### Task goal
Check each line of the records below and collect those holding "then".

### Material

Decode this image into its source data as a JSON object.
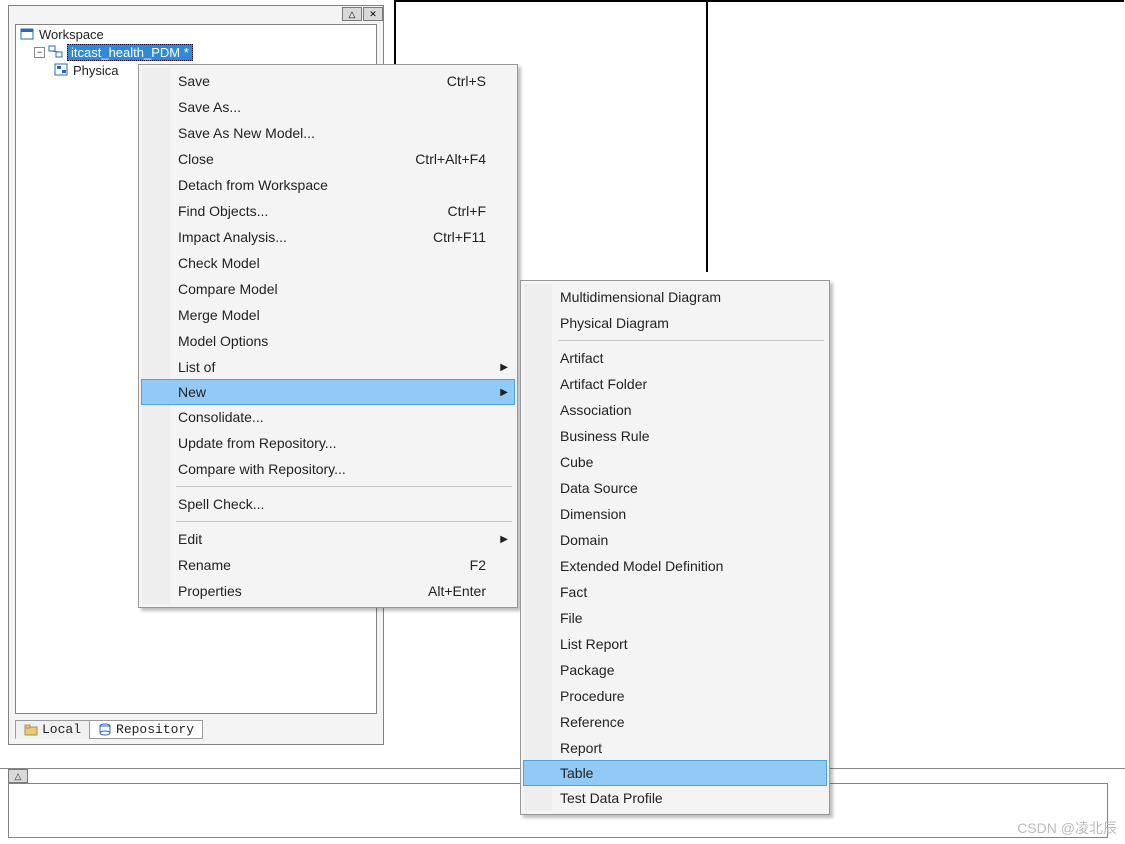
{
  "tree": {
    "root": "Workspace",
    "item_selected": "itcast_health_PDM *",
    "child": "Physica"
  },
  "bottom_tabs": {
    "local": "Local",
    "repository": "Repository"
  },
  "titlebar": {
    "pin": "△",
    "close": "✕"
  },
  "ctx_main": [
    {
      "label": "Save",
      "shortcut": "Ctrl+S"
    },
    {
      "label": "Save As..."
    },
    {
      "label": "Save As New Model..."
    },
    {
      "label": "Close",
      "shortcut": "Ctrl+Alt+F4"
    },
    {
      "label": "Detach from Workspace"
    },
    {
      "label": "Find Objects...",
      "shortcut": "Ctrl+F"
    },
    {
      "label": "Impact Analysis...",
      "shortcut": "Ctrl+F11"
    },
    {
      "label": "Check Model"
    },
    {
      "label": "Compare Model"
    },
    {
      "label": "Merge Model"
    },
    {
      "label": "Model Options"
    },
    {
      "label": "List of",
      "submenu": true
    },
    {
      "label": "New",
      "submenu": true,
      "hover": true
    },
    {
      "label": "Consolidate..."
    },
    {
      "label": "Update from Repository..."
    },
    {
      "label": "Compare with Repository..."
    },
    {
      "sep": true
    },
    {
      "label": "Spell Check..."
    },
    {
      "sep": true
    },
    {
      "label": "Edit",
      "submenu": true
    },
    {
      "label": "Rename",
      "shortcut": "F2"
    },
    {
      "label": "Properties",
      "shortcut": "Alt+Enter"
    }
  ],
  "ctx_sub": [
    {
      "label": "Multidimensional Diagram"
    },
    {
      "label": "Physical Diagram"
    },
    {
      "sep": true
    },
    {
      "label": "Artifact"
    },
    {
      "label": "Artifact Folder"
    },
    {
      "label": "Association"
    },
    {
      "label": "Business Rule"
    },
    {
      "label": "Cube"
    },
    {
      "label": "Data Source"
    },
    {
      "label": "Dimension"
    },
    {
      "label": "Domain"
    },
    {
      "label": "Extended Model Definition"
    },
    {
      "label": "Fact"
    },
    {
      "label": "File"
    },
    {
      "label": "List Report"
    },
    {
      "label": "Package"
    },
    {
      "label": "Procedure"
    },
    {
      "label": "Reference"
    },
    {
      "label": "Report"
    },
    {
      "label": "Table",
      "hover": true
    },
    {
      "label": "Test Data Profile"
    }
  ],
  "watermark": "CSDN @凌北辰"
}
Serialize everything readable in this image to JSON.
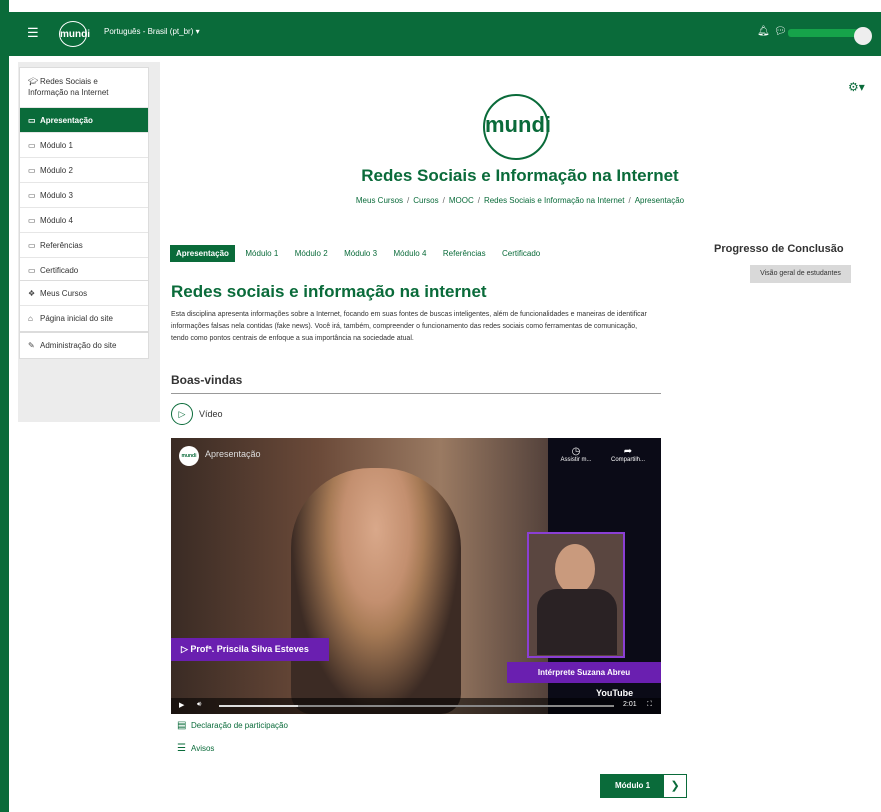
{
  "topbar": {
    "logo_text": "mundi",
    "language": "Português - Brasil (pt_br) ▾"
  },
  "sidebar": {
    "course_nav": [
      {
        "label": "Redes Sociais e Informação na Internet",
        "icon": "graduation-cap-icon"
      },
      {
        "label": "Apresentação",
        "icon": "folder-icon",
        "active": true
      },
      {
        "label": "Módulo 1",
        "icon": "folder-icon"
      },
      {
        "label": "Módulo 2",
        "icon": "folder-icon"
      },
      {
        "label": "Módulo 3",
        "icon": "folder-icon"
      },
      {
        "label": "Módulo 4",
        "icon": "folder-icon"
      },
      {
        "label": "Referências",
        "icon": "folder-icon"
      },
      {
        "label": "Certificado",
        "icon": "folder-icon"
      }
    ],
    "site_nav": [
      {
        "label": "Meus Cursos",
        "icon": "courses-icon"
      },
      {
        "label": "Página inicial do site",
        "icon": "home-icon"
      }
    ],
    "admin_nav": [
      {
        "label": "Administração do site",
        "icon": "wrench-icon"
      }
    ]
  },
  "header": {
    "brand_text": "mundi",
    "course_title": "Redes Sociais e Informação na Internet",
    "breadcrumb": [
      "Meus Cursos",
      "Cursos",
      "MOOC",
      "Redes Sociais e Informação na Internet",
      "Apresentação"
    ]
  },
  "tabs": [
    {
      "label": "Apresentação",
      "active": true
    },
    {
      "label": "Módulo 1"
    },
    {
      "label": "Módulo 2"
    },
    {
      "label": "Módulo 3"
    },
    {
      "label": "Módulo 4"
    },
    {
      "label": "Referências"
    },
    {
      "label": "Certificado"
    }
  ],
  "main": {
    "title": "Redes sociais e informação na internet",
    "intro": "Esta disciplina apresenta informações sobre a Internet, focando em suas fontes de buscas inteligentes, além de funcionalidades e maneiras de identificar informações falsas nela contidas (fake news). Você irá, também, compreender o funcionamento das redes sociais como ferramentas de comunicação, tendo como pontos centrais de enfoque a sua importância na sociedade atual.",
    "welcome_heading": "Boas-vindas",
    "video_label": "Vídeo",
    "video": {
      "title": "Apresentação",
      "logo_text": "mundi",
      "watch_later": "Assistir m...",
      "share": "Compartilh...",
      "presenter": "▷ Profª. Priscila Silva Esteves",
      "interpreter": "Intérprete Suzana Abreu",
      "time": "2:01",
      "youtube": "YouTube",
      "progress": 0.2
    },
    "links": [
      {
        "label": "Declaração de participação",
        "icon": "certificate-icon"
      },
      {
        "label": "Avisos",
        "icon": "forum-icon"
      }
    ],
    "next_button": "Módulo 1"
  },
  "progress": {
    "title": "Progresso de Conclusão",
    "overview_button": "Visão geral de estudantes"
  },
  "colors": {
    "primary": "#0a6b3a",
    "accent_purple": "#6a1fb0"
  }
}
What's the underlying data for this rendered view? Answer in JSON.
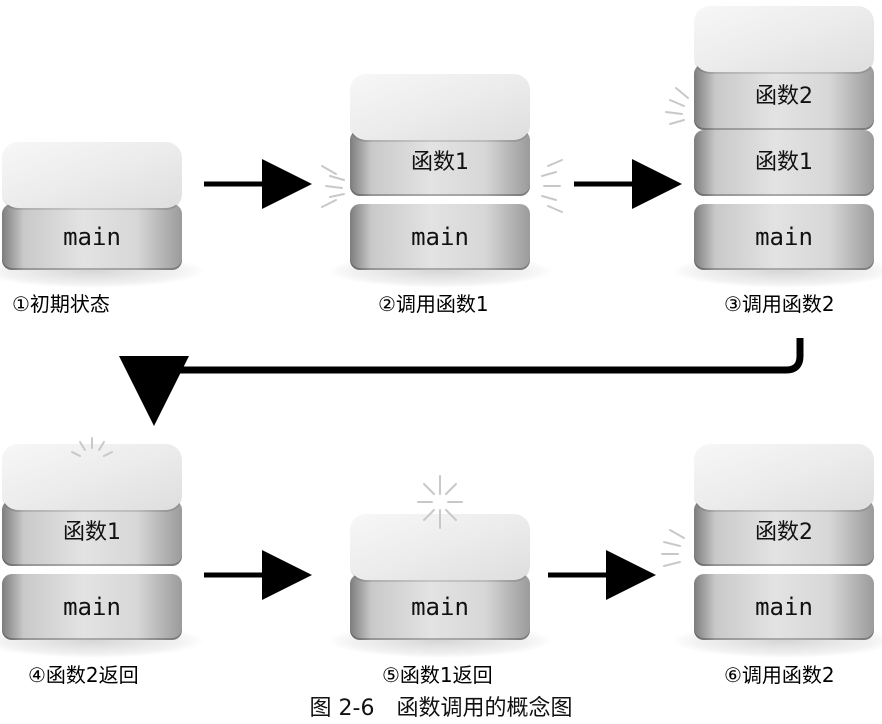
{
  "steps": [
    {
      "caption": "①初期状态",
      "blocks": [
        "main"
      ]
    },
    {
      "caption": "②调用函数1",
      "blocks": [
        "main",
        "函数1"
      ]
    },
    {
      "caption": "③调用函数2",
      "blocks": [
        "main",
        "函数1",
        "函数2"
      ]
    },
    {
      "caption": "④函数2返回",
      "blocks": [
        "main",
        "函数1"
      ]
    },
    {
      "caption": "⑤函数1返回",
      "blocks": [
        "main"
      ]
    },
    {
      "caption": "⑥调用函数2",
      "blocks": [
        "main",
        "函数2"
      ]
    }
  ],
  "title": "图 2-6　函数调用的概念图",
  "colors": {
    "arrow": "#000000",
    "block_top": "#f0f0f0",
    "block_side": "#cfcfcf",
    "burst": "#c8c8c8"
  }
}
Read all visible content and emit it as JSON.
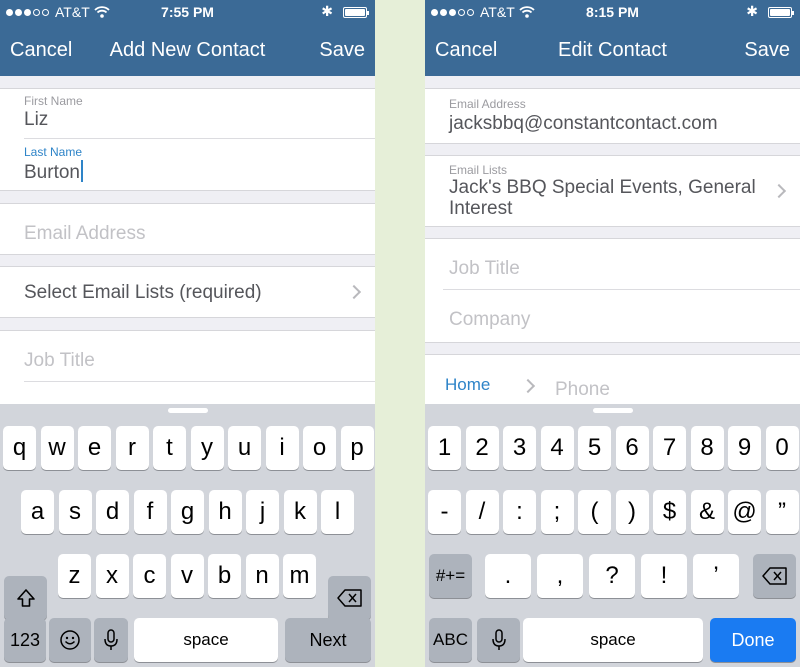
{
  "left": {
    "status": {
      "carrier": "AT&T",
      "time": "7:55 PM"
    },
    "nav": {
      "cancel": "Cancel",
      "title": "Add New Contact",
      "save": "Save"
    },
    "first_name": {
      "label": "First Name",
      "value": "Liz"
    },
    "last_name": {
      "label": "Last Name",
      "value": "Burton"
    },
    "email_placeholder": "Email Address",
    "email_lists": "Select Email Lists (required)",
    "job_title_placeholder": "Job Title",
    "keyboard": {
      "row1": [
        "q",
        "w",
        "e",
        "r",
        "t",
        "y",
        "u",
        "i",
        "o",
        "p"
      ],
      "row2": [
        "a",
        "s",
        "d",
        "f",
        "g",
        "h",
        "j",
        "k",
        "l"
      ],
      "row3": [
        "z",
        "x",
        "c",
        "v",
        "b",
        "n",
        "m"
      ],
      "num_key": "123",
      "space": "space",
      "next": "Next"
    }
  },
  "right": {
    "status": {
      "carrier": "AT&T",
      "time": "8:15 PM"
    },
    "nav": {
      "cancel": "Cancel",
      "title": "Edit Contact",
      "save": "Save"
    },
    "email": {
      "label": "Email Address",
      "value": "jacksbbq@constantcontact.com"
    },
    "email_lists": {
      "label": "Email Lists",
      "line1": "Jack's BBQ Special Events, General",
      "line2": "Interest"
    },
    "job_title_placeholder": "Job Title",
    "company_placeholder": "Company",
    "phone": {
      "type": "Home",
      "placeholder": "Phone"
    },
    "keyboard": {
      "row1": [
        "1",
        "2",
        "3",
        "4",
        "5",
        "6",
        "7",
        "8",
        "9",
        "0"
      ],
      "row2": [
        "-",
        "/",
        ":",
        ";",
        "(",
        ")",
        "$",
        "&",
        "@",
        "”"
      ],
      "row3": [
        ".",
        ",",
        "?",
        "!",
        "’"
      ],
      "sym_key": "#+=",
      "abc_key": "ABC",
      "space": "space",
      "done": "Done"
    }
  }
}
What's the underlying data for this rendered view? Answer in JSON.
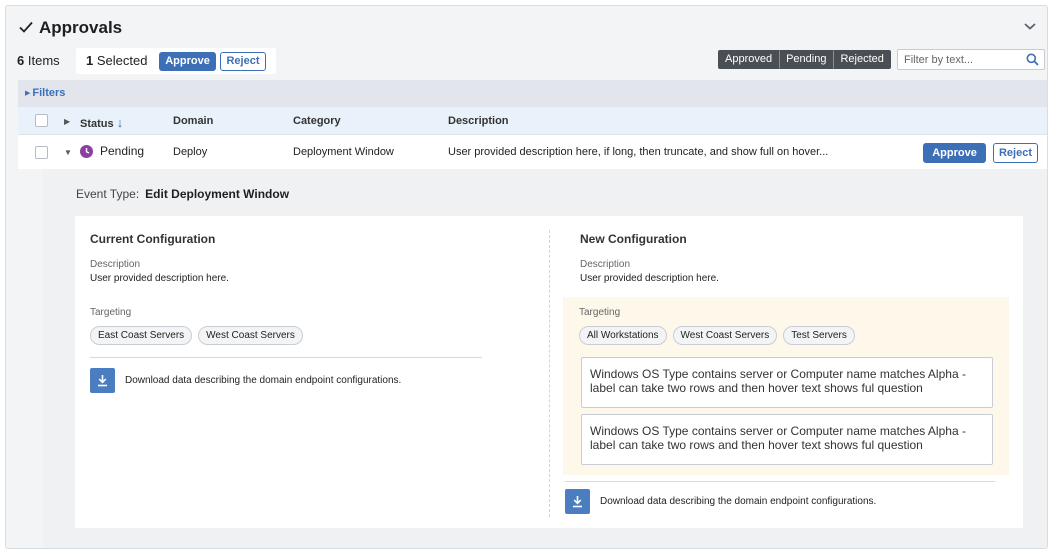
{
  "header": {
    "title": "Approvals"
  },
  "toolbar": {
    "items_count": "6",
    "items_label": "Items",
    "selected_count": "1",
    "selected_label": "Selected",
    "approve_label": "Approve",
    "reject_label": "Reject",
    "segments": [
      "Approved",
      "Pending",
      "Rejected"
    ],
    "search_placeholder": "Filter by text..."
  },
  "filters": {
    "label": "Filters"
  },
  "table": {
    "columns": {
      "status": "Status",
      "domain": "Domain",
      "category": "Category",
      "description": "Description"
    },
    "sort_arrow": "↓",
    "rows": [
      {
        "status": "Pending",
        "domain": "Deploy",
        "category": "Deployment Window",
        "description": "User provided description here, if long, then truncate, and show full on hover...",
        "approve_label": "Approve",
        "reject_label": "Reject"
      }
    ]
  },
  "detail": {
    "event_type_label": "Event Type:",
    "event_type_value": "Edit Deployment Window",
    "current": {
      "title": "Current Configuration",
      "description_label": "Description",
      "description_value": "User provided description here.",
      "targeting_label": "Targeting",
      "chips": [
        "East Coast Servers",
        "West Coast Servers"
      ],
      "download_text": "Download data describing the domain endpoint configurations."
    },
    "new": {
      "title": "New Configuration",
      "description_label": "Description",
      "description_value": "User provided description here.",
      "targeting_label": "Targeting",
      "chips": [
        "All Workstations",
        "West Coast Servers",
        "Test Servers"
      ],
      "queries": [
        "Windows OS Type contains server or Computer name matches Alpha - label can take two rows and then hover text shows ful question",
        "Windows OS Type contains server or Computer name matches Alpha - label can take two rows and then hover text shows ful question"
      ],
      "download_text": "Download data describing the domain endpoint configurations."
    }
  },
  "colors": {
    "primary": "#3d6fb6",
    "pending": "#8b3fa0",
    "segment_bg": "#4a4f56",
    "highlight_bg": "#fdf8e9",
    "header_row_bg": "#e9f1fb"
  },
  "icons": {
    "title": "checkmark-icon",
    "collapse": "chevron-down-icon",
    "search": "search-icon",
    "sort": "arrow-down-icon",
    "pending": "clock-icon",
    "download": "download-icon",
    "expand": "caret-right-icon",
    "collapse_row": "caret-down-icon"
  }
}
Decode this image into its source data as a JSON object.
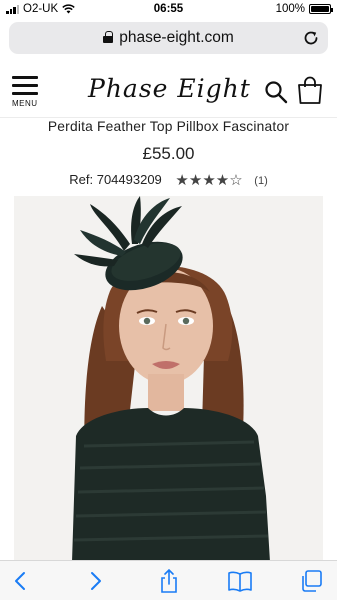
{
  "status_bar": {
    "carrier": "O2-UK",
    "time": "06:55",
    "battery": "100%"
  },
  "browser": {
    "url": "phase-eight.com"
  },
  "header": {
    "menu_label": "MENU",
    "logo": "Phase Eight"
  },
  "product": {
    "title": "Perdita Feather Top Pillbox Fascinator",
    "price": "£55.00",
    "ref_label": "Ref:",
    "ref_number": "704493209",
    "rating_stars": "★★★★☆",
    "rating_value": 4,
    "review_count": "(1)"
  },
  "icons": {
    "menu": "hamburger-icon",
    "search": "search-icon",
    "bag": "shopping-bag-icon",
    "back": "chevron-left-icon",
    "forward": "chevron-right-icon",
    "share": "share-icon",
    "bookmarks": "book-icon",
    "tabs": "tabs-icon"
  },
  "colors": {
    "toolbar_accent": "#1a7cf5",
    "text": "#222222"
  }
}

### Answer to this exercise
        "description": "User provided description here, if long, then truncate, and show full on hover...",
        "Windows OS Type contains server or Computer name matches Alpha - label can take two rows and then hover text shows ful question",
        "Windows OS Type contains server or Computer name matches Alpha - label can take two rows and then hover text shows ful question"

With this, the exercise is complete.